#### Extract provided:

-- Start --

# Two Bettas, One Tank



## t3l01v (Apr 2, 2010)

So here I am. I just commented about how to deal with a forum troll, and now I'm opening myself wide open to be trolled.




SO, Have you ever had success keeping multiple betta fish in a single tank? I have, and would like to discuss with anyone who's interested.


----------



## metalbetta (May 17, 2010)

When it comes to males, it is definitely not recommended to keep them together. They will either kill each other right away for territory, or they will lead very stressed out lives.

Females on the other hand are totally capable of co-existing. They can be very aggressive, but if you keep them in groups of 4 or more, the aggression is spread out and they should be able to live together in a minimum of 10 gallons, with lots of plants and hiding places. I have a female betta fish sorority myself. They fought like hell for maybe the first 24 hours, now they're all for the most part peaceful with eachother... except for Daiquiri... my little dictator... had to remove her for a bit just because she was just that aggressive. Drama. lol... I could probably link you to a couple of helpful forums if you were thinking of starting one up if you're interested!


----------



## t3l01v (Apr 2, 2010)

Thanks for the input Metal. Good info. 

At first I had integrated a few females into my 20gal (see my tanks) community tank. After a while, I fell in love with the fish. I wound up taking all my community inhabitants to the petshop (except my eels) and buying more females. My sorority was awesome.

Then I got my 125 set up. I lost one eel and about ten female bettas after the first week or so. I was pretty crushed. The 125 is a uniquarium, so I couldn't do anything to minimize the water flow, and I had to add powerheads to keep the water looking clean. I thought I had to give up on my bettas.

I noticed though that the ones that survived were very healthy. All of my betta stock is PetCo bought- and I've noticed that a LOT of their bettas arrive sick or just weak. A few months later I'd find out that they get their bettas from a single breeder, and I talked with the breeder and found out that only the dregs of his spawns get sold to PetCo.

I've added about five or so females to my 125, and they're all doing well. Picking them out is very difficult however, and I did have more than one die on me in the process.


----------



## t3l01v (Apr 2, 2010)

-- End --

#### Supplied entries:
-- Start --

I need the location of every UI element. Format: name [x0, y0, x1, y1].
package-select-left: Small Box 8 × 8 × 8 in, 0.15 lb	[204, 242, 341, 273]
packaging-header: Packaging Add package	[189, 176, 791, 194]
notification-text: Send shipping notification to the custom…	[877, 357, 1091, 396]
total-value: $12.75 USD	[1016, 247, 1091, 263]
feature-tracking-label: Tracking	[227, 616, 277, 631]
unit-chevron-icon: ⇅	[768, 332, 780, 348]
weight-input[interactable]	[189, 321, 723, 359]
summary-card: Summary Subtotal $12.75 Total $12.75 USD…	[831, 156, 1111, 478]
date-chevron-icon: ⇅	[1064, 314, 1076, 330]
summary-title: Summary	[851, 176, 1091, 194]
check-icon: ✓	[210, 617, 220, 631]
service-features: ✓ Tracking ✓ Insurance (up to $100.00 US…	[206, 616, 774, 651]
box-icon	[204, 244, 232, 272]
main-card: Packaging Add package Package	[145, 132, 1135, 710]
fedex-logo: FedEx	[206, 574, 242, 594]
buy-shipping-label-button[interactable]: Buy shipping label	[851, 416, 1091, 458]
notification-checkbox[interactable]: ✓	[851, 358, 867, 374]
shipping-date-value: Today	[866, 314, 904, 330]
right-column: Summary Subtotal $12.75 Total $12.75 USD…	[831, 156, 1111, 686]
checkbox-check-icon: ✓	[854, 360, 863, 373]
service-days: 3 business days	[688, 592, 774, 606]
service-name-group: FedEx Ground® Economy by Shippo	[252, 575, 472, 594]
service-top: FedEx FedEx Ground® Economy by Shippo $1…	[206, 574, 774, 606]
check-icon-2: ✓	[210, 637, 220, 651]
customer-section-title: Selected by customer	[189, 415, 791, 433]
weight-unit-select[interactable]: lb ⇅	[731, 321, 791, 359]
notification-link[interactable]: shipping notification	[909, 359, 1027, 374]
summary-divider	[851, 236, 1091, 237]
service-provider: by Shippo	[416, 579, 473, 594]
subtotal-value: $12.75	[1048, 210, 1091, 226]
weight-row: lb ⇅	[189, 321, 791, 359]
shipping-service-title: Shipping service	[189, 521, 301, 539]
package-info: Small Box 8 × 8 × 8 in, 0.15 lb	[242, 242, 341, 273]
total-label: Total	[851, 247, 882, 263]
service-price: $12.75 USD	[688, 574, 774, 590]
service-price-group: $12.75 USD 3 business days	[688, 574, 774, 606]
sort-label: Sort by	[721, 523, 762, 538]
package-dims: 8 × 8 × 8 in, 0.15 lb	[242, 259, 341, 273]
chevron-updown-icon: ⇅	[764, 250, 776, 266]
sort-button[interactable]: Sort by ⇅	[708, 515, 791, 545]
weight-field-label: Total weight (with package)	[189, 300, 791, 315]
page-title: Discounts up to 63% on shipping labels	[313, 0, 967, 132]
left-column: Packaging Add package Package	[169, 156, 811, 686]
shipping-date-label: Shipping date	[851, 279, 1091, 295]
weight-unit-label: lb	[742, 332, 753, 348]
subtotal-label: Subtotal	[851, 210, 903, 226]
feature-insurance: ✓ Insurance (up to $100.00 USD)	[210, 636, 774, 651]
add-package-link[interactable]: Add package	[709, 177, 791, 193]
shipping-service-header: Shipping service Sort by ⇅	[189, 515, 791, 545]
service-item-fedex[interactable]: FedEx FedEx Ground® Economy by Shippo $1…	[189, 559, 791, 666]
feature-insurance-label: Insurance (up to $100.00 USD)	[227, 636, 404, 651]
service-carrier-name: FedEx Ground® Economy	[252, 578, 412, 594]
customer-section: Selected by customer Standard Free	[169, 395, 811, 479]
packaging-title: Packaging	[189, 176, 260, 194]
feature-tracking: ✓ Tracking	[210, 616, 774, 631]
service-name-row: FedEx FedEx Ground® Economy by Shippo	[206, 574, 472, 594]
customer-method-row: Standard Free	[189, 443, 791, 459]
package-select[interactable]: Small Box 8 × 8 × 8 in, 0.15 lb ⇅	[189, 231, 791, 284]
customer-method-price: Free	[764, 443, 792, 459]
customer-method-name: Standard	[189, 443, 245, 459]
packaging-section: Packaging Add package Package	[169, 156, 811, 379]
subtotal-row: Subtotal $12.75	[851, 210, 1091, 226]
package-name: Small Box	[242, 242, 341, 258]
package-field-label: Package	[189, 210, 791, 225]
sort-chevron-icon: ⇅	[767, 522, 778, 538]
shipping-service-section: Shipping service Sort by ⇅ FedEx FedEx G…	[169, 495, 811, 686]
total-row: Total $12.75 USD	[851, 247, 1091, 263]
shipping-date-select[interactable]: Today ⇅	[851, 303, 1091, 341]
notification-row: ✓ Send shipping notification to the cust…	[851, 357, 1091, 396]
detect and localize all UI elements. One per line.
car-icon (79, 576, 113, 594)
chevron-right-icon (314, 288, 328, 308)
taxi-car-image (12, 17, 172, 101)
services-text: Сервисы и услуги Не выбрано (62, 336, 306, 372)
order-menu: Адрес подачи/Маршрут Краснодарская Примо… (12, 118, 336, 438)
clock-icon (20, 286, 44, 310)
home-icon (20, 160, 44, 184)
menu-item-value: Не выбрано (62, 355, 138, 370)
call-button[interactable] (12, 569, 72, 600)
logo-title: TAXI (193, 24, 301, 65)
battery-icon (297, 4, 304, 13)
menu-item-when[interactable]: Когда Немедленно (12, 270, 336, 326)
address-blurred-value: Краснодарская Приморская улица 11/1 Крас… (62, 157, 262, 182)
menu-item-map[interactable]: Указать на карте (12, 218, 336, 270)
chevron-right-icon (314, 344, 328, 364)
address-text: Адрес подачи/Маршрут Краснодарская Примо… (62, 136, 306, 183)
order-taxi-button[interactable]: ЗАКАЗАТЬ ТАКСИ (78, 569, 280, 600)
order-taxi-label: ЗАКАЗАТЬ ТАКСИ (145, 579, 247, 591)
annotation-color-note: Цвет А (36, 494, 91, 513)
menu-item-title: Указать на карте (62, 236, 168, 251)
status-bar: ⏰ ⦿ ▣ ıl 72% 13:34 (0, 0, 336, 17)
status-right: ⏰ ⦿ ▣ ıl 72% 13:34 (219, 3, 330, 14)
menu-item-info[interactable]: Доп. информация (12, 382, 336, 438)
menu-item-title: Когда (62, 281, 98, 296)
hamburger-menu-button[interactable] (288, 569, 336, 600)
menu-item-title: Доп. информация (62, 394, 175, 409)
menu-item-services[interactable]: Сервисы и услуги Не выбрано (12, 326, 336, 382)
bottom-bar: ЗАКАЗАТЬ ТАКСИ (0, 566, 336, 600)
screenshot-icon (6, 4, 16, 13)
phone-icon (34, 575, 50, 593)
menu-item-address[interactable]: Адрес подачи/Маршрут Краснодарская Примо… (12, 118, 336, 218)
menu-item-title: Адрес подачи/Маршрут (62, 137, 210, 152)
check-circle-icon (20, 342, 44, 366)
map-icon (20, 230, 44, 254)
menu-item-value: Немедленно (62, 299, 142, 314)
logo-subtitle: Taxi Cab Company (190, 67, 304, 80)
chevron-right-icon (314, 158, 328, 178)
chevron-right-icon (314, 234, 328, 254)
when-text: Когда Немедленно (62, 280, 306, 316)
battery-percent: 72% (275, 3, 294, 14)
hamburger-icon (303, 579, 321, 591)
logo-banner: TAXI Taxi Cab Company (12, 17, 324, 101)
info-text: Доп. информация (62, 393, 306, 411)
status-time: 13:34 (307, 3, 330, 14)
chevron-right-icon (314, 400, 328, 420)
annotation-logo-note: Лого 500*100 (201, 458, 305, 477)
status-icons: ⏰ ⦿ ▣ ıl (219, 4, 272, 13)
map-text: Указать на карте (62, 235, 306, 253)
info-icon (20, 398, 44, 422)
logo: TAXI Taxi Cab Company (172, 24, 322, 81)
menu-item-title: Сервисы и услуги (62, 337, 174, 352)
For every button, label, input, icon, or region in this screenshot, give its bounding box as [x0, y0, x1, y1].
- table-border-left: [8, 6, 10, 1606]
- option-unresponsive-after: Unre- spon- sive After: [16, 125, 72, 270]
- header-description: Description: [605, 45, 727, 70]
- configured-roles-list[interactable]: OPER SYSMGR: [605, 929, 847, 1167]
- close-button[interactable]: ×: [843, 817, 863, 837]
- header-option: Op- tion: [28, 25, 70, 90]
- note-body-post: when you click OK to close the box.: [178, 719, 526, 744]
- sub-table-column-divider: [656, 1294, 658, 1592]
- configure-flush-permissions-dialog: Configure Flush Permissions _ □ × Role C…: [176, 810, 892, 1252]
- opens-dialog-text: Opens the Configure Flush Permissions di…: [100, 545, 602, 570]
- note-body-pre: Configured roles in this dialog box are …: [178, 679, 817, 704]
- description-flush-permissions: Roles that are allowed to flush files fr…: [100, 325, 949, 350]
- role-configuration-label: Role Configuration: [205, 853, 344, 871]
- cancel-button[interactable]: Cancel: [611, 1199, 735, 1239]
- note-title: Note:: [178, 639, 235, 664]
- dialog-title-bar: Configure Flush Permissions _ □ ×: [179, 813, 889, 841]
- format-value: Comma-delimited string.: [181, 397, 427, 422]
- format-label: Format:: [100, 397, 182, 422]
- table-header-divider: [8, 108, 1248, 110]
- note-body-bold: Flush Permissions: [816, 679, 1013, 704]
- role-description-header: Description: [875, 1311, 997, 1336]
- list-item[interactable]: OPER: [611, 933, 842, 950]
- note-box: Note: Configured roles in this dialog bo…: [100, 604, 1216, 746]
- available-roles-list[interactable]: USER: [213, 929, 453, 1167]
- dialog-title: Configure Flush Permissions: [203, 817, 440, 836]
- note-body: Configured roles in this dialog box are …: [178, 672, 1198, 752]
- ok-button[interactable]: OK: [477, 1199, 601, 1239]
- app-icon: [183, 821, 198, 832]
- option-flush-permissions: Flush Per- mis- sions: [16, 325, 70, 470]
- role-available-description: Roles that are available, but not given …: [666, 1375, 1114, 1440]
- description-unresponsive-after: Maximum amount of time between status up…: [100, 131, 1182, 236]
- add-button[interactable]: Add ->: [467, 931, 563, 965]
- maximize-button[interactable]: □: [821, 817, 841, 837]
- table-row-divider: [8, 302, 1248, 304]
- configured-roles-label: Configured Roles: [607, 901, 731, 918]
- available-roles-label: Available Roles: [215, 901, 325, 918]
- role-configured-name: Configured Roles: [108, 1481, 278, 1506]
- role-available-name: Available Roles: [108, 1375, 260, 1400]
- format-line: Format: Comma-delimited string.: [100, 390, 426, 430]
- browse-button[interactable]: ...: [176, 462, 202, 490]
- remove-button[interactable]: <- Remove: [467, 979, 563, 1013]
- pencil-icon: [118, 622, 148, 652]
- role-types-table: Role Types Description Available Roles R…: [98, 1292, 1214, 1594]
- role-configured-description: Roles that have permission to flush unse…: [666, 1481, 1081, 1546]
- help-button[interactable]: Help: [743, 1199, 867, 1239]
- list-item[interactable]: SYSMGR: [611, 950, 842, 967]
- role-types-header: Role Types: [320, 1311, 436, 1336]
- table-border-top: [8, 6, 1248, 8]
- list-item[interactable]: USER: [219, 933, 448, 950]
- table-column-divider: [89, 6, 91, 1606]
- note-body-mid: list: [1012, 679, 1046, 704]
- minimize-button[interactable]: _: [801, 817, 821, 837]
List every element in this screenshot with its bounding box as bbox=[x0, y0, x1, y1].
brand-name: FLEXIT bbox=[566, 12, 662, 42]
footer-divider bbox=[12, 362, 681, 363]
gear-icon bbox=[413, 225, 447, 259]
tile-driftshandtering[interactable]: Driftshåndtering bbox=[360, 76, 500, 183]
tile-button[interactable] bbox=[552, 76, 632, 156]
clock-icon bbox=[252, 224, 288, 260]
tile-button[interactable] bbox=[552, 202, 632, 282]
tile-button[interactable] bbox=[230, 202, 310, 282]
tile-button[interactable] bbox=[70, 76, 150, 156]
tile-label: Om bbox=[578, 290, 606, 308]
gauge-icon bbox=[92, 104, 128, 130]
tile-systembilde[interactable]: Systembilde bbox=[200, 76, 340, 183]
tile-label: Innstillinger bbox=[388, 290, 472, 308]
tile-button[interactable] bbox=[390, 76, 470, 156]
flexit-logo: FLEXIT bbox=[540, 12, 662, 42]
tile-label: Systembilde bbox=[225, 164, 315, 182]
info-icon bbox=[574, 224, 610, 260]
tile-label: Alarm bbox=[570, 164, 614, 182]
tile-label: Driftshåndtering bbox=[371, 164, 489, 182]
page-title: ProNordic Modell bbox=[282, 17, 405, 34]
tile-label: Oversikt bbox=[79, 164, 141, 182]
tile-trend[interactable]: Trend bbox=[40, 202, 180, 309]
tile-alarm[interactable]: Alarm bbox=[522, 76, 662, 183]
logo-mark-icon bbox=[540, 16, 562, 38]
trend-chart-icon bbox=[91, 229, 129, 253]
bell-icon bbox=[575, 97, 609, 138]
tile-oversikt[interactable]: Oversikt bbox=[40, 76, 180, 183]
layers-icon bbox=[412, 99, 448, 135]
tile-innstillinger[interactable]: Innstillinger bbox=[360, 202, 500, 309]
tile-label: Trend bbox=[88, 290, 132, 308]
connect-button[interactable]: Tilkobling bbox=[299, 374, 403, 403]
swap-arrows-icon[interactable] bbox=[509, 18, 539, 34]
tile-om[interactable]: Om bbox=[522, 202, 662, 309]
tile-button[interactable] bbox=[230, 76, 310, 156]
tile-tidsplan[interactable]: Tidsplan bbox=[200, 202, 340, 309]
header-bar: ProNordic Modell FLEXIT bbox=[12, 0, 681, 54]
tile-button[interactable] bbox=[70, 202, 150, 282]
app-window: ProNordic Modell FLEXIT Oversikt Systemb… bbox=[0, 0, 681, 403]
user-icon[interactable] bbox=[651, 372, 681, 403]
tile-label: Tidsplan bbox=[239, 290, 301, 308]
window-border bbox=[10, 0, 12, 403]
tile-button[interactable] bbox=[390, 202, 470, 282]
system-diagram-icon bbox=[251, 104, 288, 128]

-- End --

#### To-do list:
A) According to the betta thread, what is the minimum tank size for a group of female bettas?
B) Update the betta thread by writing out the stretch from "At first I had" through "on my bettas." again, putting "wave makers" in place of "powerheads".
None of the entries have anything to do with the betta thread.

#### Task results:
A) A minimum of 10 gallons.

B)
At first I had integrated a few females into my 20gal (see my tanks) community tank. After a while, I fell in love with the fish. I wound up taking all my community inhabitants to the petshop (except my eels) and buying more females. My sorority was awesome.

Then I got my 125 set up. I lost one eel and about ten female bettas after the first week or so. I was pretty crushed. The 125 is a uniquarium, so I couldn't do anything to minimize the water flow, and I had to add wave makers to keep the water looking clean. I thought I had to give up on my bettas.